* **EXERCISE REQUIREMENTS**
Write out the records beneath this line exactly as they appear, minus any images.

(Data records)
┌──

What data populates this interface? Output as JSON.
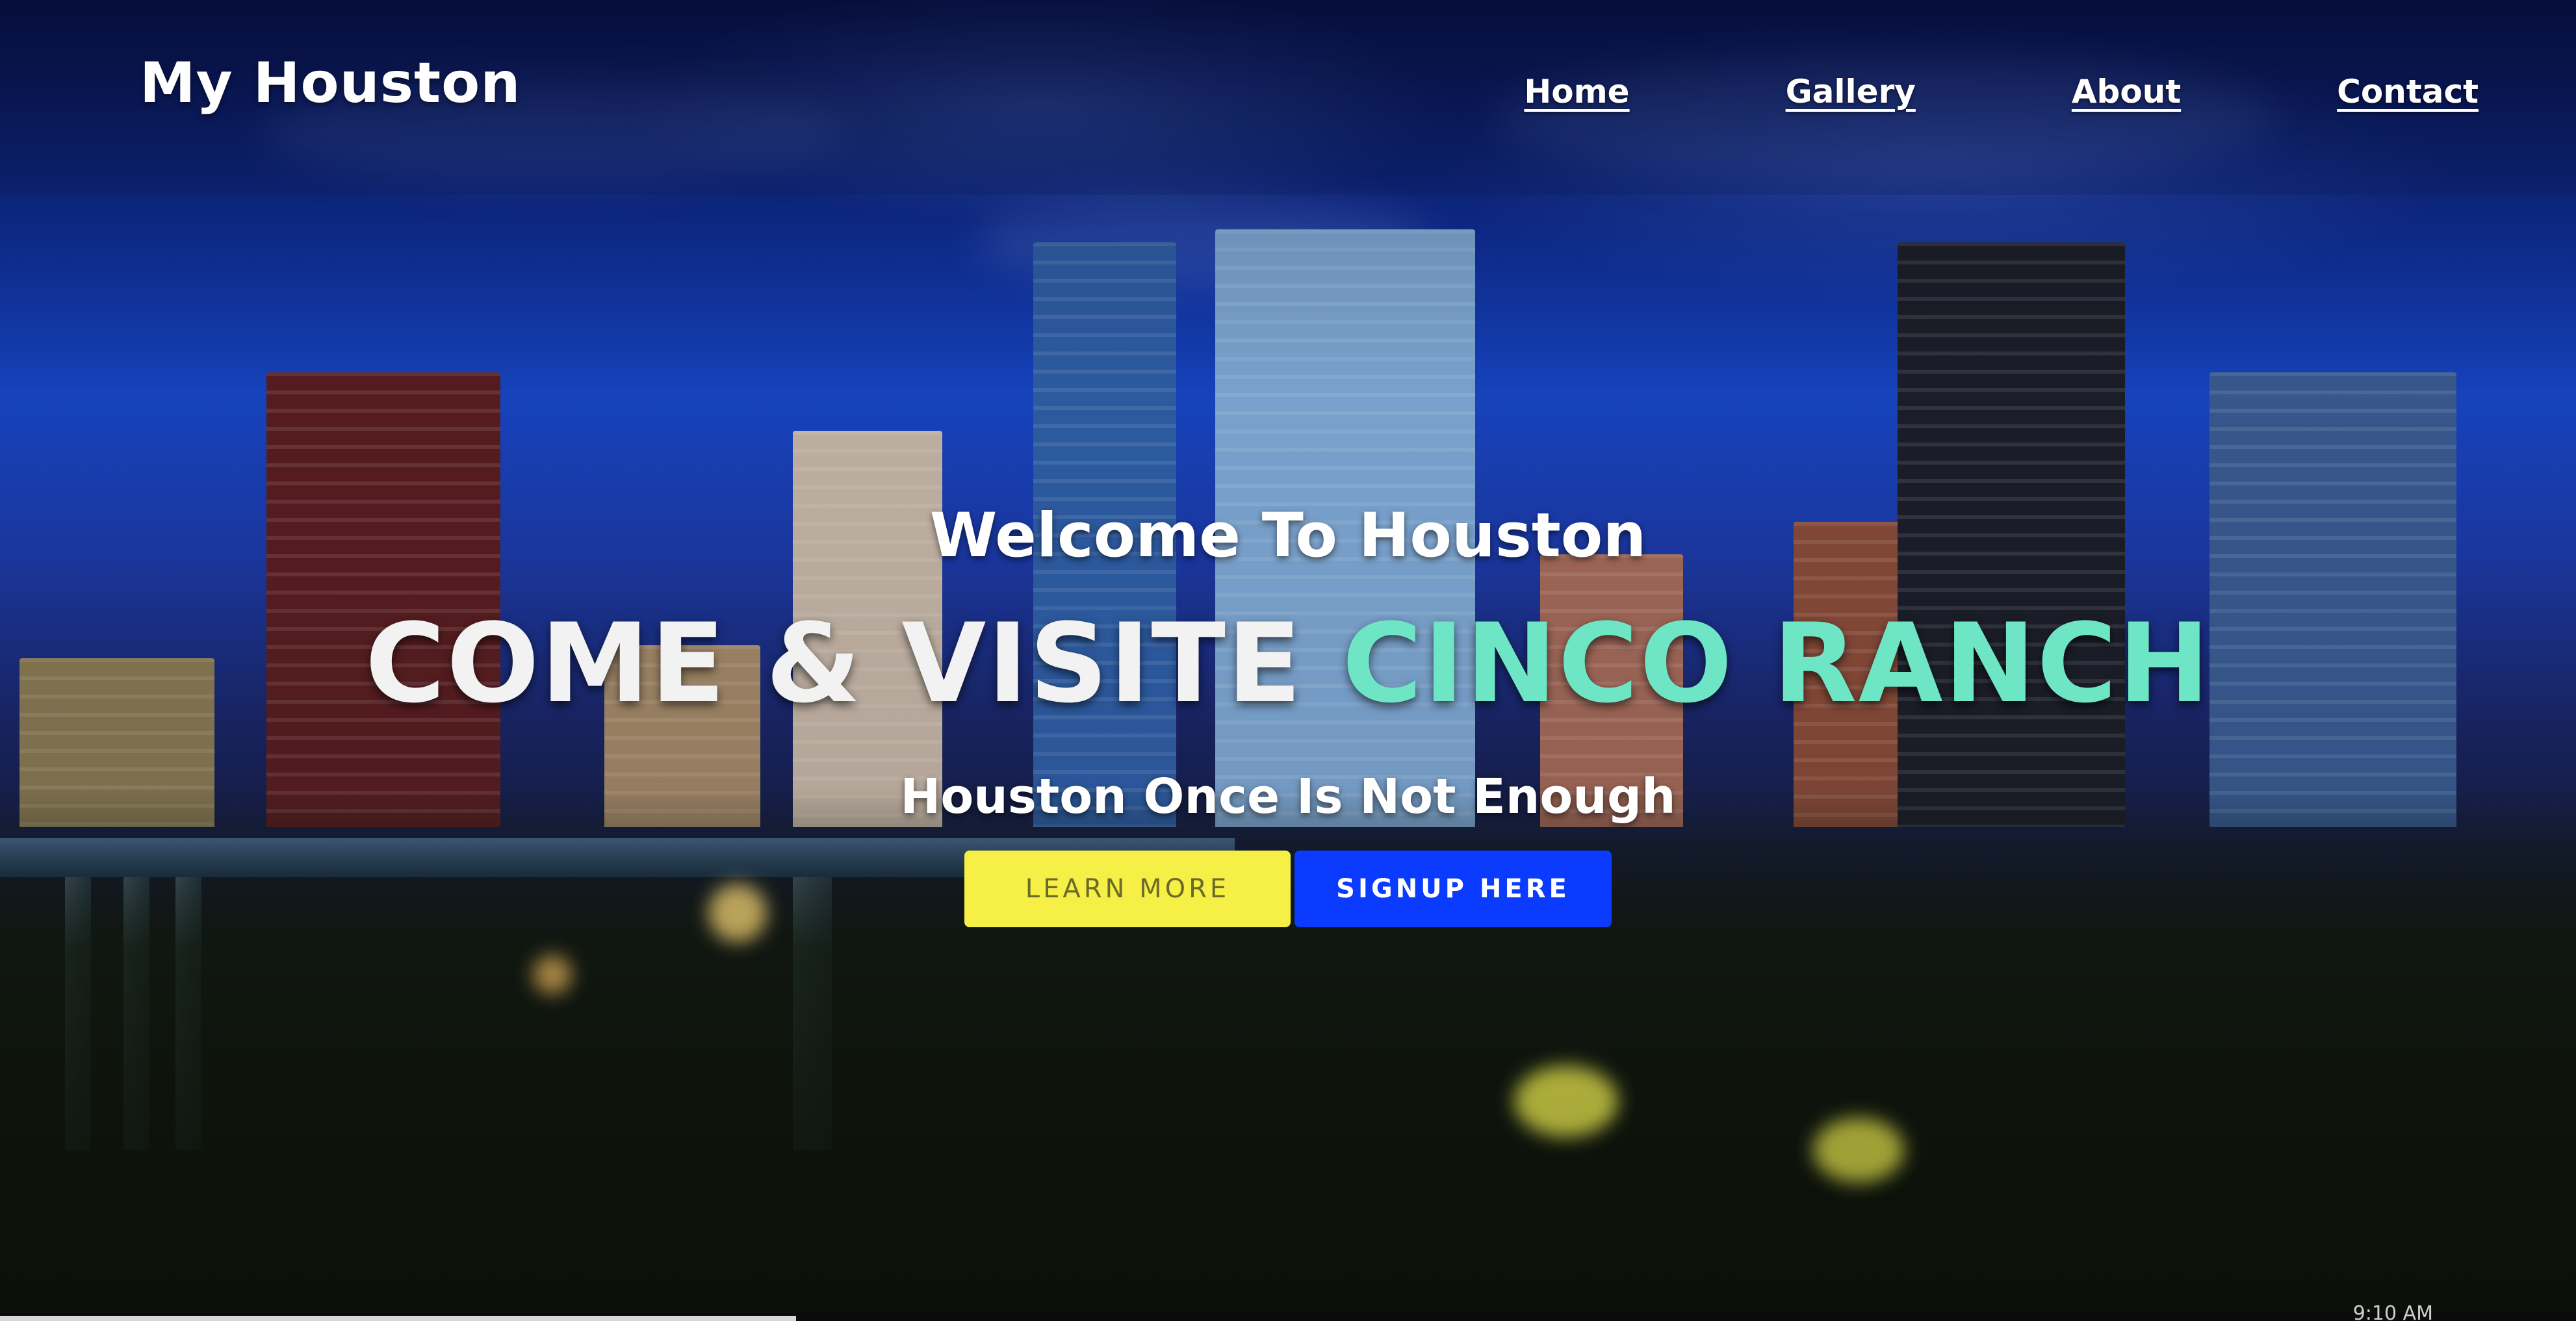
{
  "header": {
    "brand": "My Houston",
    "nav": [
      {
        "label": "Home"
      },
      {
        "label": "Gallery"
      },
      {
        "label": "About"
      },
      {
        "label": "Contact"
      }
    ]
  },
  "hero": {
    "welcome": "Welcome To Houston",
    "headline_plain": "COME & VISITE",
    "headline_accent": "CINCO RANCH",
    "tagline": "Houston Once Is Not Enough",
    "learn_more_label": "LEARN MORE",
    "signup_label": "SIGNUP HERE"
  },
  "taskbar": {
    "clock": "9:10 AM"
  },
  "colors": {
    "accent": "#6ee6c6",
    "learn_more_bg": "#f6ef45",
    "signup_bg": "#0a3bff"
  }
}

└──

* **FULL ANSWER**
What data populates this interface? Output as JSON.
{
  "header": {
    "brand": "My Houston",
    "nav": [
      {
        "label": "Home"
      },
      {
        "label": "Gallery"
      },
      {
        "label": "About"
      },
      {
        "label": "Contact"
      }
    ]
  },
  "hero": {
    "welcome": "Welcome To Houston",
    "headline_plain": "COME & VISITE",
    "headline_accent": "CINCO RANCH",
    "tagline": "Houston Once Is Not Enough",
    "learn_more_label": "LEARN MORE",
    "signup_label": "SIGNUP HERE"
  },
  "taskbar": {
    "clock": "9:10 AM"
  },
  "colors": {
    "accent": "#6ee6c6",
    "learn_more_bg": "#f6ef45",
    "signup_bg": "#0a3bff"
  }
}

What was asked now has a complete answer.